__REQUEST__
Reproduce all records verbatim.

__PROVIDED INFORMATION__

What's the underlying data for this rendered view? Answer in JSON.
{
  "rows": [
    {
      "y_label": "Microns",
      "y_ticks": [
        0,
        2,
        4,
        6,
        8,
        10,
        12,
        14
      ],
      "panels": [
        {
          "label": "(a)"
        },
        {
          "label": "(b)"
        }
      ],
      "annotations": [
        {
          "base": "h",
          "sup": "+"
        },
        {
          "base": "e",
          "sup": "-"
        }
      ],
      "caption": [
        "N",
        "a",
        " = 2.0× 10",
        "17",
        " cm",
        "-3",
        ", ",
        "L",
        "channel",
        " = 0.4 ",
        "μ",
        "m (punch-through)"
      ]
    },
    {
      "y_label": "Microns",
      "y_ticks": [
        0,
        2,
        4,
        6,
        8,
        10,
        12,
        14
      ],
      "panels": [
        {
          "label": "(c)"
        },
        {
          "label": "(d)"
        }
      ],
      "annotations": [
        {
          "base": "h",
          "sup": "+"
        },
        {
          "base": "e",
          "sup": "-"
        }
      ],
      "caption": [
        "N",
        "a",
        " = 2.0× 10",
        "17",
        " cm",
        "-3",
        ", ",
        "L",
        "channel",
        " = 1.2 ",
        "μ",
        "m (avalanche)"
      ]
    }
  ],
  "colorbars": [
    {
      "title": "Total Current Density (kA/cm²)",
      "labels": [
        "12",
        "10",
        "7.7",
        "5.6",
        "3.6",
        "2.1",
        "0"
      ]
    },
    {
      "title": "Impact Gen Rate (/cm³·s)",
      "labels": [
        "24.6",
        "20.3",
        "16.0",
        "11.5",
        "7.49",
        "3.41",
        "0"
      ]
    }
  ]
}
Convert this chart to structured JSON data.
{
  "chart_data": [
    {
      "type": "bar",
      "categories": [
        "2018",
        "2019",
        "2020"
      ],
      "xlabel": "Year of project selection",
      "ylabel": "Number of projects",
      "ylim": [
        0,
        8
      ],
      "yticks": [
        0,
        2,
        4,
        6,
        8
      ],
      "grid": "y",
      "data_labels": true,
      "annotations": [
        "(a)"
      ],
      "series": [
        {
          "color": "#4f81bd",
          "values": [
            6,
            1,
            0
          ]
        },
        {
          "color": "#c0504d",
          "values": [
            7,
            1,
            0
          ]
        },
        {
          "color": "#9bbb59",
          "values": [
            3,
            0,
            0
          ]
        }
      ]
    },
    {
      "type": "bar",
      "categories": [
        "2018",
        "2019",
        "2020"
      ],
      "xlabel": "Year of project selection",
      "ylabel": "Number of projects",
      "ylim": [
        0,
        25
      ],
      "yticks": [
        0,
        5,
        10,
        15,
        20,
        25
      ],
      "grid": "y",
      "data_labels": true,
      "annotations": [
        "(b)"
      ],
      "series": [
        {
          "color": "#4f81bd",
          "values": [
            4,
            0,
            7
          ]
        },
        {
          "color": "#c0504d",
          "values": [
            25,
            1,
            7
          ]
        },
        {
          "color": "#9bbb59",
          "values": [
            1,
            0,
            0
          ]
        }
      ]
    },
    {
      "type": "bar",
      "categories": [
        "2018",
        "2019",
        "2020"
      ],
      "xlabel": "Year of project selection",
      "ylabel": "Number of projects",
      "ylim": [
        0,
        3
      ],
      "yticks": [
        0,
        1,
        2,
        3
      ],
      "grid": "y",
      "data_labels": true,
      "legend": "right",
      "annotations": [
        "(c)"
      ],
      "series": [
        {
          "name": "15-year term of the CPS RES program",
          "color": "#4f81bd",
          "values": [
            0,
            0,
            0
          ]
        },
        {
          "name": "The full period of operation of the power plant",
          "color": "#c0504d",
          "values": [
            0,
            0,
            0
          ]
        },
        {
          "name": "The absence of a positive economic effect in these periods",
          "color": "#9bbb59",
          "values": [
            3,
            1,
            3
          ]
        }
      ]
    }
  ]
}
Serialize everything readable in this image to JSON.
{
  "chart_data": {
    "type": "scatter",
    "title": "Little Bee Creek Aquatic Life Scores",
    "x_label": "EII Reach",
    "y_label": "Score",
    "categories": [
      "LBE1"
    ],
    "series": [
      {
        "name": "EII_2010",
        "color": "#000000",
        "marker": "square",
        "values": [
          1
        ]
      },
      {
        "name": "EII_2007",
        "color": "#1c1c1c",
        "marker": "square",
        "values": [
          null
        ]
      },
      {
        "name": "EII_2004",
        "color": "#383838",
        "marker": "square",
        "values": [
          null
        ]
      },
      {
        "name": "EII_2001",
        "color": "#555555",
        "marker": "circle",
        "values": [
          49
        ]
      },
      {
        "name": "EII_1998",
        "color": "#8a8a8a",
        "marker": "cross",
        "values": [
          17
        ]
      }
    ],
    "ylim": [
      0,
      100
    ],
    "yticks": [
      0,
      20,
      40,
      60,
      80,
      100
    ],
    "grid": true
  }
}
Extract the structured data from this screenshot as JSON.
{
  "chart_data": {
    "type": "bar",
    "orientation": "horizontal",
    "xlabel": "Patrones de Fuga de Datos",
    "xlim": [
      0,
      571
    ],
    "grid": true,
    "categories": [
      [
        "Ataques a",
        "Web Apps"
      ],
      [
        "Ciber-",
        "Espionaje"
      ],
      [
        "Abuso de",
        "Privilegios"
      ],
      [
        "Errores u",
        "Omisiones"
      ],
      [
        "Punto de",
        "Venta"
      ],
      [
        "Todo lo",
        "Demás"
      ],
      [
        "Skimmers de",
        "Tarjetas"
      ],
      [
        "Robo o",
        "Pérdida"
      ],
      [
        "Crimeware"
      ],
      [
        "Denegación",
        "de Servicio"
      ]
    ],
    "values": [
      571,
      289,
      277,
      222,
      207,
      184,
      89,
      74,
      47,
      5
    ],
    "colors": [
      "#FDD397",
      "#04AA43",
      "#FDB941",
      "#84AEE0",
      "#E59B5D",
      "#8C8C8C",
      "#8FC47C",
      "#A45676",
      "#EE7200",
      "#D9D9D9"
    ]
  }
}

__RESPONSE TO THE TASK__
What's the underlying data for this rendered view? Answer in JSON.
{
  "rows": [
    {
      "y_label": "Microns",
      "y_ticks": [
        0,
        2,
        4,
        6,
        8,
        10,
        12,
        14
      ],
      "panels": [
        {
          "label": "(a)"
        },
        {
          "label": "(b)"
        }
      ],
      "annotations": [
        {
          "base": "h",
          "sup": "+"
        },
        {
          "base": "e",
          "sup": "-"
        }
      ],
      "caption": [
        "N",
        "a",
        " = 2.0× 10",
        "17",
        " cm",
        "-3",
        ", ",
        "L",
        "channel",
        " = 0.4 ",
        "μ",
        "m (punch-through)"
      ]
    },
    {
      "y_label": "Microns",
      "y_ticks": [
        0,
        2,
        4,
        6,
        8,
        10,
        12,
        14
      ],
      "panels": [
        {
          "label": "(c)"
        },
        {
          "label": "(d)"
        }
      ],
      "annotations": [
        {
          "base": "h",
          "sup": "+"
        },
        {
          "base": "e",
          "sup": "-"
        }
      ],
      "caption": [
        "N",
        "a",
        " = 2.0× 10",
        "17",
        " cm",
        "-3",
        ", ",
        "L",
        "channel",
        " = 1.2 ",
        "μ",
        "m (avalanche)"
      ]
    }
  ],
  "colorbars": [
    {
      "title": "Total Current Density (kA/cm²)",
      "labels": [
        "12",
        "10",
        "7.7",
        "5.6",
        "3.6",
        "2.1",
        "0"
      ]
    },
    {
      "title": "Impact Gen Rate (/cm³·s)",
      "labels": [
        "24.6",
        "20.3",
        "16.0",
        "11.5",
        "7.49",
        "3.41",
        "0"
      ]
    }
  ]
}
Convert this chart to structured JSON data.
{
  "chart_data": [
    {
      "type": "bar",
      "categories": [
        "2018",
        "2019",
        "2020"
      ],
      "xlabel": "Year of project selection",
      "ylabel": "Number of projects",
      "ylim": [
        0,
        8
      ],
      "yticks": [
        0,
        2,
        4,
        6,
        8
      ],
      "grid": "y",
      "data_labels": true,
      "annotations": [
        "(a)"
      ],
      "series": [
        {
          "color": "#4f81bd",
          "values": [
            6,
            1,
            0
          ]
        },
        {
          "color": "#c0504d",
          "values": [
            7,
            1,
            0
          ]
        },
        {
          "color": "#9bbb59",
          "values": [
            3,
            0,
            0
          ]
        }
      ]
    },
    {
      "type": "bar",
      "categories": [
        "2018",
        "2019",
        "2020"
      ],
      "xlabel": "Year of project selection",
      "ylabel": "Number of projects",
      "ylim": [
        0,
        25
      ],
      "yticks": [
        0,
        5,
        10,
        15,
        20,
        25
      ],
      "grid": "y",
      "data_labels": true,
      "annotations": [
        "(b)"
      ],
      "series": [
        {
          "color": "#4f81bd",
          "values": [
            4,
            0,
            7
          ]
        },
        {
          "color": "#c0504d",
          "values": [
            25,
            1,
            7
          ]
        },
        {
          "color": "#9bbb59",
          "values": [
            1,
            0,
            0
          ]
        }
      ]
    },
    {
      "type": "bar",
      "categories": [
        "2018",
        "2019",
        "2020"
      ],
      "xlabel": "Year of project selection",
      "ylabel": "Number of projects",
      "ylim": [
        0,
        3
      ],
      "yticks": [
        0,
        1,
        2,
        3
      ],
      "grid": "y",
      "data_labels": true,
      "legend": "right",
      "annotations": [
        "(c)"
      ],
      "series": [
        {
          "name": "15-year term of the CPS RES program",
          "color": "#4f81bd",
          "values": [
            0,
            0,
            0
          ]
        },
        {
          "name": "The full period of operation of the power plant",
          "color": "#c0504d",
          "values": [
            0,
            0,
            0
          ]
        },
        {
          "name": "The absence of a positive economic effect in these periods",
          "color": "#9bbb59",
          "values": [
            3,
            1,
            3
          ]
        }
      ]
    }
  ]
}
Serialize everything readable in this image to JSON.
{
  "chart_data": {
    "type": "scatter",
    "title": "Little Bee Creek Aquatic Life Scores",
    "x_label": "EII Reach",
    "y_label": "Score",
    "categories": [
      "LBE1"
    ],
    "series": [
      {
        "name": "EII_2010",
        "color": "#000000",
        "marker": "square",
        "values": [
          1
        ]
      },
      {
        "name": "EII_2007",
        "color": "#1c1c1c",
        "marker": "square",
        "values": [
          null
        ]
      },
      {
        "name": "EII_2004",
        "color": "#383838",
        "marker": "square",
        "values": [
          null
        ]
      },
      {
        "name": "EII_2001",
        "color": "#555555",
        "marker": "circle",
        "values": [
          49
        ]
      },
      {
        "name": "EII_1998",
        "color": "#8a8a8a",
        "marker": "cross",
        "values": [
          17
        ]
      }
    ],
    "ylim": [
      0,
      100
    ],
    "yticks": [
      0,
      20,
      40,
      60,
      80,
      100
    ],
    "grid": true
  }
}
Extract the structured data from this screenshot as JSON.
{
  "chart_data": {
    "type": "bar",
    "orientation": "horizontal",
    "xlabel": "Patrones de Fuga de Datos",
    "xlim": [
      0,
      571
    ],
    "grid": true,
    "categories": [
      [
        "Ataques a",
        "Web Apps"
      ],
      [
        "Ciber-",
        "Espionaje"
      ],
      [
        "Abuso de",
        "Privilegios"
      ],
      [
        "Errores u",
        "Omisiones"
      ],
      [
        "Punto de",
        "Venta"
      ],
      [
        "Todo lo",
        "Demás"
      ],
      [
        "Skimmers de",
        "Tarjetas"
      ],
      [
        "Robo o",
        "Pérdida"
      ],
      [
        "Crimeware"
      ],
      [
        "Denegación",
        "de Servicio"
      ]
    ],
    "values": [
      571,
      289,
      277,
      222,
      207,
      184,
      89,
      74,
      47,
      5
    ],
    "colors": [
      "#FDD397",
      "#04AA43",
      "#FDB941",
      "#84AEE0",
      "#E59B5D",
      "#8C8C8C",
      "#8FC47C",
      "#A45676",
      "#EE7200",
      "#D9D9D9"
    ]
  }
}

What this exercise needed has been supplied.